> Work required: Identify the lines in the data below that contain "document" and give only how many there are.

> Data for this task:
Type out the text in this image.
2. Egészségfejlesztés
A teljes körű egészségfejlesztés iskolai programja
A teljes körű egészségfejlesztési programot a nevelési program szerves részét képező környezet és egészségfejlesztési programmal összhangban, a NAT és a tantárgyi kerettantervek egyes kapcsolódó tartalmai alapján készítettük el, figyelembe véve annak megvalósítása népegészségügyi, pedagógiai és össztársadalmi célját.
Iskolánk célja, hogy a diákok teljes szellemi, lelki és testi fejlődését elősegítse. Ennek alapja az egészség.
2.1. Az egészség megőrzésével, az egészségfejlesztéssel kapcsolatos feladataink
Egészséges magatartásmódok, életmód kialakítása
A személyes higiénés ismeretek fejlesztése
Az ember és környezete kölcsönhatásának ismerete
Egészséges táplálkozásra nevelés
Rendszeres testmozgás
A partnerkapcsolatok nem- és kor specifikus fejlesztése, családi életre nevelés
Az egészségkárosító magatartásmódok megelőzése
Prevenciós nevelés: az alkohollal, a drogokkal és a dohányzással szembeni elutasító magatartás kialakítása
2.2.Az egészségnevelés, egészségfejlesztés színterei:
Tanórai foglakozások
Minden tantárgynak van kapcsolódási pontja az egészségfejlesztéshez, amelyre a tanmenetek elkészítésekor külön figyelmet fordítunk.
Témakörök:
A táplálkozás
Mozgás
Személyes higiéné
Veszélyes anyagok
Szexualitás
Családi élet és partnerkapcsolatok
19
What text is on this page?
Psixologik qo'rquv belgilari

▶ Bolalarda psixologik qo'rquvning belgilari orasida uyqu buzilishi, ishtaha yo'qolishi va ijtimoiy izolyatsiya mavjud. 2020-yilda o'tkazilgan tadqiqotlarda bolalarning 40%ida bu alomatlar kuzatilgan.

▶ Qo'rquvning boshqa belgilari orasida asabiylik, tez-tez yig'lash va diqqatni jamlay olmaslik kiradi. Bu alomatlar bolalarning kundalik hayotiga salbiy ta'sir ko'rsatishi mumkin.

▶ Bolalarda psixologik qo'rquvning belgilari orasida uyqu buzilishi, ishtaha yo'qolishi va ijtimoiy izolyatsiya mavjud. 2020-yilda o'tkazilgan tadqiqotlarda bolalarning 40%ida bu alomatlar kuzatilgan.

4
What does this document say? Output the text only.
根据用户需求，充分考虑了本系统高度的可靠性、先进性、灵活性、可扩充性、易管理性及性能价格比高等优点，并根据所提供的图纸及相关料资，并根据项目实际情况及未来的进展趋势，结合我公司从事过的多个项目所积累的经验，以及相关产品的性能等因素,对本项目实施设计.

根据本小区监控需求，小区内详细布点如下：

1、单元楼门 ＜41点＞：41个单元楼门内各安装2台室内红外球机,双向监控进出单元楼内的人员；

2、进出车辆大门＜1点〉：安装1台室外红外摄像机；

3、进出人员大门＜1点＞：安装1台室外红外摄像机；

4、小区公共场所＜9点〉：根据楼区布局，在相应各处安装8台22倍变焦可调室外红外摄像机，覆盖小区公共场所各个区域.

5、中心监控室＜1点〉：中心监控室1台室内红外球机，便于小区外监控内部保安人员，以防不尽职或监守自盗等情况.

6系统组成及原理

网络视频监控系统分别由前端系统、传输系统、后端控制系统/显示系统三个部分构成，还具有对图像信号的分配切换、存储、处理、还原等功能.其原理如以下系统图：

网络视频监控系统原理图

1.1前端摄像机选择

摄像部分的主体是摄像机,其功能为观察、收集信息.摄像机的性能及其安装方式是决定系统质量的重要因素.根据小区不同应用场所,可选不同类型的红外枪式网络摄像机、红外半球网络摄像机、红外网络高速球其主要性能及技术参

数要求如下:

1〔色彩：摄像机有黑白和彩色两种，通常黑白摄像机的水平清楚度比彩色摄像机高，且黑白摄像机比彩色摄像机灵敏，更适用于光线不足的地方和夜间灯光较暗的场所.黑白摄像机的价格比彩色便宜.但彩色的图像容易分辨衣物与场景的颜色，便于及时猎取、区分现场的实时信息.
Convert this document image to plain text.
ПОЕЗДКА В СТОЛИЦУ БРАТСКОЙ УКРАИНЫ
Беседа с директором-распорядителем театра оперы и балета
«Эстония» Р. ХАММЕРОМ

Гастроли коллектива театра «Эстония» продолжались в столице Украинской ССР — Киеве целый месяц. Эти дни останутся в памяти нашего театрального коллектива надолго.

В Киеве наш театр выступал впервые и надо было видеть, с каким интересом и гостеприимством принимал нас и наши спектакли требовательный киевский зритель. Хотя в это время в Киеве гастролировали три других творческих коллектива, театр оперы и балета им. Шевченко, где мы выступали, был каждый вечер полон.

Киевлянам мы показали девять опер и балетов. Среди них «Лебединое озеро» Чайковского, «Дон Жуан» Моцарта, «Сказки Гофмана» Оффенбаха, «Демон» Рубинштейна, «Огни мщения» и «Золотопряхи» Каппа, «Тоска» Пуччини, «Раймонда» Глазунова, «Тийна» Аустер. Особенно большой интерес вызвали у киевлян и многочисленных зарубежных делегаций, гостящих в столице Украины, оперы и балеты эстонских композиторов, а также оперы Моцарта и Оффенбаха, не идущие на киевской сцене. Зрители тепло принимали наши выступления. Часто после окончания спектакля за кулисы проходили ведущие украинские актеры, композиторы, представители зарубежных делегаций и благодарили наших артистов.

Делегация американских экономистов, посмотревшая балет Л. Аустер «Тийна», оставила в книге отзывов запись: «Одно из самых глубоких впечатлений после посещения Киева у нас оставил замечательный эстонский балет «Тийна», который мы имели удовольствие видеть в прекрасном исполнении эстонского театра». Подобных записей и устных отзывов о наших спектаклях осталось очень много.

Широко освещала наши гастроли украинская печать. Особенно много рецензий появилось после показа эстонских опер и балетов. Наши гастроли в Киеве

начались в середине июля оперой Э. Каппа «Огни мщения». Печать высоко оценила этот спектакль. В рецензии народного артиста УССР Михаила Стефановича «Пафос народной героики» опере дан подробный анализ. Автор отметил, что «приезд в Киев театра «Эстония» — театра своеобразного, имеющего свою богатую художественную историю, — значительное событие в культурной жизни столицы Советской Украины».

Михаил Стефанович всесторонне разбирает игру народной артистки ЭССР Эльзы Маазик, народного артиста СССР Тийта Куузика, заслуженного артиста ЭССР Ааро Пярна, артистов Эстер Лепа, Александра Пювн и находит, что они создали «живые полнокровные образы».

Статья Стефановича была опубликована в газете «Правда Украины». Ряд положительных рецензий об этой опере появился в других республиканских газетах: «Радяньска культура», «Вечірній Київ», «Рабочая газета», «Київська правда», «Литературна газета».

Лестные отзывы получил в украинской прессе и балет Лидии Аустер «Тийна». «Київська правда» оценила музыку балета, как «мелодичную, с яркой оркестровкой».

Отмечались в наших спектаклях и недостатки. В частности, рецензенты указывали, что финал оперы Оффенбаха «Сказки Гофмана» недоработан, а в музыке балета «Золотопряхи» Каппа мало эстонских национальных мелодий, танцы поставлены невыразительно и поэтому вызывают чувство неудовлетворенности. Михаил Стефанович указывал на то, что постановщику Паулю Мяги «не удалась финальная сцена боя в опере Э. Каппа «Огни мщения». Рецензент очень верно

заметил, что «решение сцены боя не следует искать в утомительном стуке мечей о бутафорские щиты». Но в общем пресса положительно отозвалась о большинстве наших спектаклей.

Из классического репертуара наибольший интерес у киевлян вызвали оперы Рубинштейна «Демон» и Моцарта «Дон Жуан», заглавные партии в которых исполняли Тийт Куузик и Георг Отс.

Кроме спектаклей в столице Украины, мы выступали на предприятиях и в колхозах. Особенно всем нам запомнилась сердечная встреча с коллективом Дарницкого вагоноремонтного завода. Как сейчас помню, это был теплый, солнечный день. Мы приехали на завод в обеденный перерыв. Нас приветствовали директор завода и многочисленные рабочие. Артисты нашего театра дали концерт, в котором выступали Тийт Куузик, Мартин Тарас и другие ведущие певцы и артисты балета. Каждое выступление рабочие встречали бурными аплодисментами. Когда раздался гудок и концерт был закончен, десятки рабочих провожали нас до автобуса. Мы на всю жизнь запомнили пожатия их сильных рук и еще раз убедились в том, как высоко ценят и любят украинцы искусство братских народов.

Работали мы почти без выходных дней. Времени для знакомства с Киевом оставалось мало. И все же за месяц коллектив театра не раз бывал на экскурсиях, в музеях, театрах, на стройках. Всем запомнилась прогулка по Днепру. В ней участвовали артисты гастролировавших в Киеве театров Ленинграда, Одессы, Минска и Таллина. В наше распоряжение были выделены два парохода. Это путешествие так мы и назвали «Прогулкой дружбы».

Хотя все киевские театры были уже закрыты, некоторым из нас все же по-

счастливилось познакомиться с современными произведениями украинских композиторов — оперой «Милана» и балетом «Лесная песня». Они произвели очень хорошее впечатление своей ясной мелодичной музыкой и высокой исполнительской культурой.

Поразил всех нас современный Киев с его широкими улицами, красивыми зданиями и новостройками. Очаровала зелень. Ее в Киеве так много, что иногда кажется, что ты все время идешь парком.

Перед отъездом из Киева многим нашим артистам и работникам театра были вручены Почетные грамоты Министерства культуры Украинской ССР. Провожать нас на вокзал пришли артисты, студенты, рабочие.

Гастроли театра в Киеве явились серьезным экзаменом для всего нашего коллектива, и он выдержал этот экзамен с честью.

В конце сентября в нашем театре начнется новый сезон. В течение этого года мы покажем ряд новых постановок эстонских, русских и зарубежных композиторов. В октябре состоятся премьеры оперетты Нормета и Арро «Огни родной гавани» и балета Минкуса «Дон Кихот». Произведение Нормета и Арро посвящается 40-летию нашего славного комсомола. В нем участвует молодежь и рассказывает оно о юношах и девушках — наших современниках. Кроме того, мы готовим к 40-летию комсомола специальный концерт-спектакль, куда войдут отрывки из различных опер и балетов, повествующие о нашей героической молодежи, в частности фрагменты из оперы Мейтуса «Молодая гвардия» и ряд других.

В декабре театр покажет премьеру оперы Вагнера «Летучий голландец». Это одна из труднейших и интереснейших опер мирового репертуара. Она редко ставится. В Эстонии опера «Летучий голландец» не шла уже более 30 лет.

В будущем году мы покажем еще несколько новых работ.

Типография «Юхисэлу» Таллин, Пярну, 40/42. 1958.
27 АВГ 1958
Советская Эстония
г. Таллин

> Answer to the exercise: 2